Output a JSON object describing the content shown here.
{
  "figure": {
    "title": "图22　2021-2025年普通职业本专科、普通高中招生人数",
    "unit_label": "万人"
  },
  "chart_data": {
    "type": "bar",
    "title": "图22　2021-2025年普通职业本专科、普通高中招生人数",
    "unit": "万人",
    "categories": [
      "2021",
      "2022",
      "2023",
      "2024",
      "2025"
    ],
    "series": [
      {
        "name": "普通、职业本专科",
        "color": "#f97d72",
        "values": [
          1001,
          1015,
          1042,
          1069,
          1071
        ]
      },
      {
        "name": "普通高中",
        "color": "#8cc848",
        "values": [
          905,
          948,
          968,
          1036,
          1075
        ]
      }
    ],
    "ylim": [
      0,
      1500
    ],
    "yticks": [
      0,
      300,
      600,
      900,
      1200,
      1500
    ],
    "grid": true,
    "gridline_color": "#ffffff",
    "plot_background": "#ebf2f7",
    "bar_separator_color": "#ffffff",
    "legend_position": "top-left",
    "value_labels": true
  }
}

Request.
Copy out the whole listing exactly; please set it all down.

Solution below.
Output a JSON object describing the content shown here.
{
  "figure": {
    "title": "图22　2021-2025年普通职业本专科、普通高中招生人数",
    "unit_label": "万人"
  },
  "chart_data": {
    "type": "bar",
    "title": "图22　2021-2025年普通职业本专科、普通高中招生人数",
    "unit": "万人",
    "categories": [
      "2021",
      "2022",
      "2023",
      "2024",
      "2025"
    ],
    "series": [
      {
        "name": "普通、职业本专科",
        "color": "#f97d72",
        "values": [
          1001,
          1015,
          1042,
          1069,
          1071
        ]
      },
      {
        "name": "普通高中",
        "color": "#8cc848",
        "values": [
          905,
          948,
          968,
          1036,
          1075
        ]
      }
    ],
    "ylim": [
      0,
      1500
    ],
    "yticks": [
      0,
      300,
      600,
      900,
      1200,
      1500
    ],
    "grid": true,
    "gridline_color": "#ffffff",
    "plot_background": "#ebf2f7",
    "bar_separator_color": "#ffffff",
    "legend_position": "top-left",
    "value_labels": true
  }
}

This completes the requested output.